SUPPLIED MATERIAL:
◇ ◇ ◇ ◇ ◇ ◇ ◇

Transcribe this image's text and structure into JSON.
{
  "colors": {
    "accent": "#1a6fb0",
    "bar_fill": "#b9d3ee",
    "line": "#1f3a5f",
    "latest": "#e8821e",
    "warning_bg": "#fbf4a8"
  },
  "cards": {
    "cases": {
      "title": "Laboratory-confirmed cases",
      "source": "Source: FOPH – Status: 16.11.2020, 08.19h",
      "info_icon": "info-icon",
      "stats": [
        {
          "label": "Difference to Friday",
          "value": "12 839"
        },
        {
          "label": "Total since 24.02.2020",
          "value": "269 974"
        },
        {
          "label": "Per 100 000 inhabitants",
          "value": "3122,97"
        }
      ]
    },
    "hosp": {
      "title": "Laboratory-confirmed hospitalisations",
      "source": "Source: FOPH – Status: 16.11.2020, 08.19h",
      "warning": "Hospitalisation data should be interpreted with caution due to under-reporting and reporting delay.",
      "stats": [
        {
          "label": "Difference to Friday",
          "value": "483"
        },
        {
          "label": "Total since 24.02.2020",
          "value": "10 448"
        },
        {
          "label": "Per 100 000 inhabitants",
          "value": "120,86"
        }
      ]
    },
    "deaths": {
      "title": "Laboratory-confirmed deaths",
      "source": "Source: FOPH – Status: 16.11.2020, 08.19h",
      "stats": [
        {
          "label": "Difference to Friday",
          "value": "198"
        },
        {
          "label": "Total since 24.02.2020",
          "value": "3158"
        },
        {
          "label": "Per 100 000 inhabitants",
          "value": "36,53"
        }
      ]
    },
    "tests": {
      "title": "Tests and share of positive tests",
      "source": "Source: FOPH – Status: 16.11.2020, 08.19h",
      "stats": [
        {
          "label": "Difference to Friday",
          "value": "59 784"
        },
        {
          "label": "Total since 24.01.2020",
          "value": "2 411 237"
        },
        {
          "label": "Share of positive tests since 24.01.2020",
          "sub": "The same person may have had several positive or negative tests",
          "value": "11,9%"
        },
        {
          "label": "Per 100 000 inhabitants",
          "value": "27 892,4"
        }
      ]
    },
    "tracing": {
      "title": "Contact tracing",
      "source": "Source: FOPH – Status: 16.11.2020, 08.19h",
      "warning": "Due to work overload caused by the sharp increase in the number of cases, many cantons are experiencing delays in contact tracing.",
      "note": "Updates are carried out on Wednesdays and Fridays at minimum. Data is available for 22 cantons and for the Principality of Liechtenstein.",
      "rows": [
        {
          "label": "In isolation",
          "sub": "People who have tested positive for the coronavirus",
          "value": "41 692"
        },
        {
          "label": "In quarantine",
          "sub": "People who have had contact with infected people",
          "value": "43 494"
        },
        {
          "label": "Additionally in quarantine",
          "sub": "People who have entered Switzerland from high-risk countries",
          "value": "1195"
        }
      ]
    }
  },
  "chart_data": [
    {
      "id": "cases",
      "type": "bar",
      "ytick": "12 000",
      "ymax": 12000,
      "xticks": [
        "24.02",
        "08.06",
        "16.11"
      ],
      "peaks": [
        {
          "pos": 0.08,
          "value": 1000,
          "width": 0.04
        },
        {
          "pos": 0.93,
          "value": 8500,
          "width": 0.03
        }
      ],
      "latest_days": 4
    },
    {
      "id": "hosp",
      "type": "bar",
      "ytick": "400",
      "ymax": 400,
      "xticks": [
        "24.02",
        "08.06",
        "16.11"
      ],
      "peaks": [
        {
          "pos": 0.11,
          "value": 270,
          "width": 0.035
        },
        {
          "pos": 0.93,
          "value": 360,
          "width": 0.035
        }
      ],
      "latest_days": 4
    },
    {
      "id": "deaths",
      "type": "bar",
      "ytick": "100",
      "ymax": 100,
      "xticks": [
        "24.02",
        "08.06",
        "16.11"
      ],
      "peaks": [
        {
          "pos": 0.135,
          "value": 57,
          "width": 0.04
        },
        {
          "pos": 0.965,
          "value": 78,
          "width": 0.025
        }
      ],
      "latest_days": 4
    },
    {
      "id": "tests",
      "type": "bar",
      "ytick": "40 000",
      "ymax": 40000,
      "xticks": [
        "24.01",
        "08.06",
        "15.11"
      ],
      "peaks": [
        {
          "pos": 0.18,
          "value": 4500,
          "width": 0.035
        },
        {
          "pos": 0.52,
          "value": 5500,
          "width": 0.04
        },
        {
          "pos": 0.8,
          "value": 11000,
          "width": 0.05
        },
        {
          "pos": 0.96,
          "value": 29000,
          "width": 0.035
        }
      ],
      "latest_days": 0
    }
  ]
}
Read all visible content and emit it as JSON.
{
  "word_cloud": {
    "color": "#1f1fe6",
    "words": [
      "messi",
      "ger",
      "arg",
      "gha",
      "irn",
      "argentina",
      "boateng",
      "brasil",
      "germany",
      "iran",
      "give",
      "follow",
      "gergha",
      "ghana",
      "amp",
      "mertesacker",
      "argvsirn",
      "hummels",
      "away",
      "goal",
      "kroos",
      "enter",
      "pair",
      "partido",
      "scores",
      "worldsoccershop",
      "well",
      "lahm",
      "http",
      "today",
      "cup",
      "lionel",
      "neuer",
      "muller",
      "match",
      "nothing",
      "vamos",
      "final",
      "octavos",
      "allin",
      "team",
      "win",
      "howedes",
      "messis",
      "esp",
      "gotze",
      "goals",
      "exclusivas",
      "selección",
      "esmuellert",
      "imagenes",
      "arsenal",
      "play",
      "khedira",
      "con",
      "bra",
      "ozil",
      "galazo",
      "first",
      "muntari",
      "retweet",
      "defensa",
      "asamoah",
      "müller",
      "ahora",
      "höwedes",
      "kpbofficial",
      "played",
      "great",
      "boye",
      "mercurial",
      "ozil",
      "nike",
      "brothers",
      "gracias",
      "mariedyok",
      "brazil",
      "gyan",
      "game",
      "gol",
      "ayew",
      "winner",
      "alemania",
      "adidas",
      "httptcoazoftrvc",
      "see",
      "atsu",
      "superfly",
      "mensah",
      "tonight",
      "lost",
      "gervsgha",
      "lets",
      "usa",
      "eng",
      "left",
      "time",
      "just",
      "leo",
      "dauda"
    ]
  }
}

◇ ◇ ◇ ◇ ◇ ◇ ◇

Copy each line of the listing above that includes the word "title".

      "title": "Laboratory-confirmed cases",
      "title": "Laboratory-confirmed hospitalisations",
      "title": "Laboratory-confirmed deaths",
      "title": "Tests and share of positive tests",
      "title": "Contact tracing",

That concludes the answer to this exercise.